** WRITTEN EXERCISE **
Using the listing below, select the lines with the word "NASDAQ" and copy them.

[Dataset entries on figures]

________________________________________

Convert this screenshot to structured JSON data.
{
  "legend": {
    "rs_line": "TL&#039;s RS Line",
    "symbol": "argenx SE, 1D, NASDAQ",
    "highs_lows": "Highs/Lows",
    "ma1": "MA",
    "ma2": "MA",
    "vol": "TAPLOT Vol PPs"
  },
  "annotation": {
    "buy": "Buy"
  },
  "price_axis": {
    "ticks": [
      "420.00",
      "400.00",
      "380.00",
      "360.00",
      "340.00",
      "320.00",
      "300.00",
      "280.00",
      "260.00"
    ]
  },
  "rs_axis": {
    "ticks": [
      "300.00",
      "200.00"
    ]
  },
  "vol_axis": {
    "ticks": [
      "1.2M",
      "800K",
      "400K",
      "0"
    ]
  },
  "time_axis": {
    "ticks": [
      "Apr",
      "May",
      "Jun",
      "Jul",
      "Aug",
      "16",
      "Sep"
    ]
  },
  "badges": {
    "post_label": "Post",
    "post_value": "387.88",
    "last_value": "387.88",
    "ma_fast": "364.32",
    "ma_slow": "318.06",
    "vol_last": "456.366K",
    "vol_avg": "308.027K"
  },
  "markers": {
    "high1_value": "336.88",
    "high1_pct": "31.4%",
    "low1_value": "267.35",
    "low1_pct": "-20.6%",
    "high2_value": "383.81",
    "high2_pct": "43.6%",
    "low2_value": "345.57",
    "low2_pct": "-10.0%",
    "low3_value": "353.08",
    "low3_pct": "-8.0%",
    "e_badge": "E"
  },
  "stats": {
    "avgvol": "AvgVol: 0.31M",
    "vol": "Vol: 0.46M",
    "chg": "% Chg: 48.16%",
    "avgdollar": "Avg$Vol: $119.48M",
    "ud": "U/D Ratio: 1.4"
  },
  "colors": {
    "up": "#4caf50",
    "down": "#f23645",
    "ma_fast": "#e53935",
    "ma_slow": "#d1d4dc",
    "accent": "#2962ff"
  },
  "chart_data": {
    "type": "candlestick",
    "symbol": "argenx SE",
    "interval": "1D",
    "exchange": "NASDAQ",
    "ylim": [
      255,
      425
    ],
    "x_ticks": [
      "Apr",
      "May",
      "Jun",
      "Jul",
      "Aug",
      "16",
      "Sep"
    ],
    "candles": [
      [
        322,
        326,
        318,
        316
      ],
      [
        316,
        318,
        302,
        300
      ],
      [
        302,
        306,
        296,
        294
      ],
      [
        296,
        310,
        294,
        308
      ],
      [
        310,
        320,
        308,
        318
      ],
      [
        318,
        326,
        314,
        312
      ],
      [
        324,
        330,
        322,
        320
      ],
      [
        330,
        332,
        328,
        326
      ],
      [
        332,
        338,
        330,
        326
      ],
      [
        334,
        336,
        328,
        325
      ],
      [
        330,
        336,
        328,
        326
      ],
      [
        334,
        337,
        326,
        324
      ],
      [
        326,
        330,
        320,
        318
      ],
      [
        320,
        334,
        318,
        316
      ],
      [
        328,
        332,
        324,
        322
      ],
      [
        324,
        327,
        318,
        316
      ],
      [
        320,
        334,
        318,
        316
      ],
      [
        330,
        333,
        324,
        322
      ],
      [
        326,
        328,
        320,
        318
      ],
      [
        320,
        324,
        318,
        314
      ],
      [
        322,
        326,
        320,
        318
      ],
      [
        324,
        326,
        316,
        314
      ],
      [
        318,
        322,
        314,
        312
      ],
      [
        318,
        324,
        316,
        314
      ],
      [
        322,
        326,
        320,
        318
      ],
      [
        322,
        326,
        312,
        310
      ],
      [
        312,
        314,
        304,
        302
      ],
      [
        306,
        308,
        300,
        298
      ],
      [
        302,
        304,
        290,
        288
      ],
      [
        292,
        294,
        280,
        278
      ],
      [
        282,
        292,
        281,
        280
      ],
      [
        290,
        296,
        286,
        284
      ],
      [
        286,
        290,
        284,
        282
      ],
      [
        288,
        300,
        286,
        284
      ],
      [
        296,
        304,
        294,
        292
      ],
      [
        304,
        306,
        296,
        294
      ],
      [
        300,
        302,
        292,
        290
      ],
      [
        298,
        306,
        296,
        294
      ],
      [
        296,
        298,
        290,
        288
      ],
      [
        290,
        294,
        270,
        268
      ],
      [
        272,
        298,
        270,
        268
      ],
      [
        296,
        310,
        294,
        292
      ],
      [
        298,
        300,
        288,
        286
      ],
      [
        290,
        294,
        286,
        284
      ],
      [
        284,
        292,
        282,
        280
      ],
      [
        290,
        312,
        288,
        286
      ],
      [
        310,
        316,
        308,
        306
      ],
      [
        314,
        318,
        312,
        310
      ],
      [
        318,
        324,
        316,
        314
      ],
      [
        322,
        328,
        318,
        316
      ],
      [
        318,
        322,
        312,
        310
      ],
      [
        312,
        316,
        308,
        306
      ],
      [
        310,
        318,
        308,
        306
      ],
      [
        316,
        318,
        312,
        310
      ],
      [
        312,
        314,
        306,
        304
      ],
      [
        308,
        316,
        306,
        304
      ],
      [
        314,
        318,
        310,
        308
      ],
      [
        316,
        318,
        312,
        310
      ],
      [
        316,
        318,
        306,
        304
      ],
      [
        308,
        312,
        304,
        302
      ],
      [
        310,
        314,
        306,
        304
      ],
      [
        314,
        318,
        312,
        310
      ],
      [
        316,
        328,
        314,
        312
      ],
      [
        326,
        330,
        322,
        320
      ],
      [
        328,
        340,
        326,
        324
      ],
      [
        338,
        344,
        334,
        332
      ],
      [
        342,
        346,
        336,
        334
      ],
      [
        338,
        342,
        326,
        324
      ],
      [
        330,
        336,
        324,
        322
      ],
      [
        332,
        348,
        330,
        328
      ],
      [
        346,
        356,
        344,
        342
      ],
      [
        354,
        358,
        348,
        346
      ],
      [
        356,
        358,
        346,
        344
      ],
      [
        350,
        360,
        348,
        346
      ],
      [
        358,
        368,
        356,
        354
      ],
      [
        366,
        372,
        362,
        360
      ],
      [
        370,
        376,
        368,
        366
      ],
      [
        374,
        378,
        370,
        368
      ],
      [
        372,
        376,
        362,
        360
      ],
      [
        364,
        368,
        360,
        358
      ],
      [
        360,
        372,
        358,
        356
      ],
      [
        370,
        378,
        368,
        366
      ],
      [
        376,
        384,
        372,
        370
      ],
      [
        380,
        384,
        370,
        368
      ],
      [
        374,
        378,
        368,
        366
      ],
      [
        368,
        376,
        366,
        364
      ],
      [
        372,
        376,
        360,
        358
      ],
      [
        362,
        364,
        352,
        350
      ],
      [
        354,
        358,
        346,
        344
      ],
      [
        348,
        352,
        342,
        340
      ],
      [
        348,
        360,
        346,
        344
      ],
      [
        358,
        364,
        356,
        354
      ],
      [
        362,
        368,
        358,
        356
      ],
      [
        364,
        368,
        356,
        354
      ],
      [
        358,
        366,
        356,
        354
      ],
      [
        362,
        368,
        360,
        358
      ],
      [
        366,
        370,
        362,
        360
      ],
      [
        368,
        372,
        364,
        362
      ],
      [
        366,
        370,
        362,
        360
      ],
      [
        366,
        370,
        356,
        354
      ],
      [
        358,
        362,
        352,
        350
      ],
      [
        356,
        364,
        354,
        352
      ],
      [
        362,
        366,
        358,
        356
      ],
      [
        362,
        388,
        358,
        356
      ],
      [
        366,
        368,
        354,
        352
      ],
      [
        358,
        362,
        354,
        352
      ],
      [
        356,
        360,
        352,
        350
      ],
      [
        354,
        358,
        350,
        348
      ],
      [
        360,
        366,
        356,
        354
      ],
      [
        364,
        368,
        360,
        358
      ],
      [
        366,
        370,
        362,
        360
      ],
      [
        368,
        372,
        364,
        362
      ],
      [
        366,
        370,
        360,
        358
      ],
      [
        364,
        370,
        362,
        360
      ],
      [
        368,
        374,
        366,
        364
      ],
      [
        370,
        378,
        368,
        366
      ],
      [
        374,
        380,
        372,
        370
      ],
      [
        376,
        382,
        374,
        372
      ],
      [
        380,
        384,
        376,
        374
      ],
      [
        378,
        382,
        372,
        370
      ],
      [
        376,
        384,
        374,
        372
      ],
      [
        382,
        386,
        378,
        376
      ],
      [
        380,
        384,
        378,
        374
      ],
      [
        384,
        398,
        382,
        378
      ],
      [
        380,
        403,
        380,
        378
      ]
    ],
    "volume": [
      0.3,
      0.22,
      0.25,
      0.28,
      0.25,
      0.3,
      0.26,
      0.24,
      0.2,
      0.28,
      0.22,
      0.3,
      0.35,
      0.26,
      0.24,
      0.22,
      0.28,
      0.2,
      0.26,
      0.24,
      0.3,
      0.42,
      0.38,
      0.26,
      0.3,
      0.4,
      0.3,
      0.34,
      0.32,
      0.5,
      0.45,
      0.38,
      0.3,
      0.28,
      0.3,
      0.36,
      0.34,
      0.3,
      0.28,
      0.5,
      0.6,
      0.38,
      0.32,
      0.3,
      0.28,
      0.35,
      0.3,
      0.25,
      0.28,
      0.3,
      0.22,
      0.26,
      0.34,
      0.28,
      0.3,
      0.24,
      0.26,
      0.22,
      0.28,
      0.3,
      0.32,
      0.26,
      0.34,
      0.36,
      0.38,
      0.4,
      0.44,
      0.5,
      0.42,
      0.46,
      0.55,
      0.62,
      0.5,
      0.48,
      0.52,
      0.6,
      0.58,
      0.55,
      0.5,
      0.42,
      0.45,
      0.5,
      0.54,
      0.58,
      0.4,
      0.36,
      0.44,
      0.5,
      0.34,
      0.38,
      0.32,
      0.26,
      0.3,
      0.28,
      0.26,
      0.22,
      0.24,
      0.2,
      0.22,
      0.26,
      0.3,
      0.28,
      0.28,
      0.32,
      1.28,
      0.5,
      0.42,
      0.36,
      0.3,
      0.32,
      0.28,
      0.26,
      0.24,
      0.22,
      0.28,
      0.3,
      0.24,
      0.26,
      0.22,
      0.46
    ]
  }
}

________________________________________

** OUTPUT OF THE EXERCISE **
    "symbol": "argenx SE, 1D, NASDAQ",
    "exchange": "NASDAQ",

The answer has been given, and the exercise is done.